* Problem to work on
Each line of the data that includes the string "exponent" is to be copied out.

(Figure record listings)
============================================================
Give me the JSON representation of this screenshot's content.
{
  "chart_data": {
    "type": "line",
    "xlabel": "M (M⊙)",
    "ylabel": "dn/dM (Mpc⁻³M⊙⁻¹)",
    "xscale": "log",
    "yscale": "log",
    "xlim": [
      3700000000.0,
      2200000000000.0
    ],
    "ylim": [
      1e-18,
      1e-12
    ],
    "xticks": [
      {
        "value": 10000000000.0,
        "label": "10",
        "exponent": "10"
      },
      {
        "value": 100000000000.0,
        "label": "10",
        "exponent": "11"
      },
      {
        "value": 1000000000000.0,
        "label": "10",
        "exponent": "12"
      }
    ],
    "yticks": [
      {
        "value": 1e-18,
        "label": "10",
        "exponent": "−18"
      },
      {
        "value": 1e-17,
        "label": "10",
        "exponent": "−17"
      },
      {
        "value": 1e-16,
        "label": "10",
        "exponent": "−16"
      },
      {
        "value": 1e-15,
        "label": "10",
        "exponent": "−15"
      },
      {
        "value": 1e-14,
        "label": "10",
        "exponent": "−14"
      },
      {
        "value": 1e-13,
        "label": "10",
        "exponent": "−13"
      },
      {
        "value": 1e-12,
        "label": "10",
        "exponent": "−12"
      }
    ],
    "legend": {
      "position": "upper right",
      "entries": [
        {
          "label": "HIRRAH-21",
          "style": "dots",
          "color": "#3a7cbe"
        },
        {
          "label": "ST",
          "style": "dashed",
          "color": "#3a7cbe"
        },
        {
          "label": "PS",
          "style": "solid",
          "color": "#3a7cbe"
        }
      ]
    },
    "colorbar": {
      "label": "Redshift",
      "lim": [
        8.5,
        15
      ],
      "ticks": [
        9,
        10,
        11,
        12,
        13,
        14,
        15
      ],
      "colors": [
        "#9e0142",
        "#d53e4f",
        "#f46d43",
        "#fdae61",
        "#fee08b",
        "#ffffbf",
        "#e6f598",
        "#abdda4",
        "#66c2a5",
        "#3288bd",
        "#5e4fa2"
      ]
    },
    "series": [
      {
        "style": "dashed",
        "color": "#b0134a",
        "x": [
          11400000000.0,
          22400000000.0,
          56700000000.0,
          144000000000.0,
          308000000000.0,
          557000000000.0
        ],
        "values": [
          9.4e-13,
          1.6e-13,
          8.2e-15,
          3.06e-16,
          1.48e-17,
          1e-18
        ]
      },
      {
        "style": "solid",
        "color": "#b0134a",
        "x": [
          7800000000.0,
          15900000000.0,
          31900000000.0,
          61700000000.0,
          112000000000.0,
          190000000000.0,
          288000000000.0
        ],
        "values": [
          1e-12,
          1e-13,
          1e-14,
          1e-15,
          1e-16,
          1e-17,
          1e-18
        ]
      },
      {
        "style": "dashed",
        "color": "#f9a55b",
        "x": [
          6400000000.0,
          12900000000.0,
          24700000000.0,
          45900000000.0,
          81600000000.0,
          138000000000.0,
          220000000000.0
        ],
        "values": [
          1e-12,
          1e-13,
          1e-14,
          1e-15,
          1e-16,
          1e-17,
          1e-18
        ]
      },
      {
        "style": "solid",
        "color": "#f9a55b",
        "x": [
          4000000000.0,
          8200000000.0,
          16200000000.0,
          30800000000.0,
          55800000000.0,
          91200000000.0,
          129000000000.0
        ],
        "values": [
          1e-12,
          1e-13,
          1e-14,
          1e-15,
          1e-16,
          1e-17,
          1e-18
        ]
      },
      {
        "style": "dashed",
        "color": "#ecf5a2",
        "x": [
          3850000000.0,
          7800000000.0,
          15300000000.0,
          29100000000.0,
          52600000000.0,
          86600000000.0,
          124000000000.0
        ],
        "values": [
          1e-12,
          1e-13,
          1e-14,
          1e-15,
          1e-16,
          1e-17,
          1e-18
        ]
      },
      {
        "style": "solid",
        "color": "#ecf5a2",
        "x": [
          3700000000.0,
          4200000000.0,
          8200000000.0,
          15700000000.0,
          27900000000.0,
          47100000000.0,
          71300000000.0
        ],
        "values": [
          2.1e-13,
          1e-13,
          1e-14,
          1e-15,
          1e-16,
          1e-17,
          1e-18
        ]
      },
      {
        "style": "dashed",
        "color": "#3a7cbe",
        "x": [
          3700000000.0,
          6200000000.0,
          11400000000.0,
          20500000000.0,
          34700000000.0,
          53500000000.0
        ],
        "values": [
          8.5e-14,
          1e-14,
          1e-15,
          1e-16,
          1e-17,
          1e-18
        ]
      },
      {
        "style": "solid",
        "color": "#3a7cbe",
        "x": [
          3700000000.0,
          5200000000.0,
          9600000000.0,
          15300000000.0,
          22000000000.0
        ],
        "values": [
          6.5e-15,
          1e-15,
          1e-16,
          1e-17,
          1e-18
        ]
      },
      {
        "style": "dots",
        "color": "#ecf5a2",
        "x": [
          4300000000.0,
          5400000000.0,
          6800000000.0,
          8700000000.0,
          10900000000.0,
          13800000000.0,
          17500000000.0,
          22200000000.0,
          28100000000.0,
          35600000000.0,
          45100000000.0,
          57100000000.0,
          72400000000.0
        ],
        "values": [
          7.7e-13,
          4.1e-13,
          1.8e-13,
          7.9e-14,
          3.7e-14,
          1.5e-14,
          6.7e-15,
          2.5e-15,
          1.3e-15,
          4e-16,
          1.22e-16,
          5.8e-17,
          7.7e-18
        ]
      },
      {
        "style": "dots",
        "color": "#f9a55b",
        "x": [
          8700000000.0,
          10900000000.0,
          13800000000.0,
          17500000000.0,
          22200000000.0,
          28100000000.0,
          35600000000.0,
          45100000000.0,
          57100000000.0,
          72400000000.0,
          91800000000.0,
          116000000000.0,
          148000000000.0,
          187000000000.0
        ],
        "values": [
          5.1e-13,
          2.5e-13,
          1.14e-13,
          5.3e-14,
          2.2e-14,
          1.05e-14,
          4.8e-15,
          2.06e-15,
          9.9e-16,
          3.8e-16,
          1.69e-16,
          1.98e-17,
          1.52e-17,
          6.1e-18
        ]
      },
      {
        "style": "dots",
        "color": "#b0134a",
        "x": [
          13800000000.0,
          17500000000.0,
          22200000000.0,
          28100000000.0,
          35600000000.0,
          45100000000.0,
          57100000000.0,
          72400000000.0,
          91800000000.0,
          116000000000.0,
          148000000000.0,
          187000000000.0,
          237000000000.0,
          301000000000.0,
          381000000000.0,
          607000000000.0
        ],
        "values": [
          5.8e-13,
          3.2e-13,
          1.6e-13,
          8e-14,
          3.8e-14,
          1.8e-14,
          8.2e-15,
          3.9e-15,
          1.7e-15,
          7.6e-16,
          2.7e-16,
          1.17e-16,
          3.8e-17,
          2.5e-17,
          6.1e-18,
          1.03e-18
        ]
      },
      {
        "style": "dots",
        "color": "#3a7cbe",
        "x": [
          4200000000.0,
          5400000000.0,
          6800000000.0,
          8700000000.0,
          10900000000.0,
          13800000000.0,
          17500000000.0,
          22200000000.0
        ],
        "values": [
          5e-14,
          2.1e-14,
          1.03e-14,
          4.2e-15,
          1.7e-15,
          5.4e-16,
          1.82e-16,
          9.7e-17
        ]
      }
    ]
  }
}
============================================================
* Response below
        "exponent": "10"
        "exponent": "11"
        "exponent": "12"
        "exponent": "−18"
        "exponent": "−17"
        "exponent": "−16"
        "exponent": "−15"
        "exponent": "−14"
        "exponent": "−13"
        "exponent": "−12"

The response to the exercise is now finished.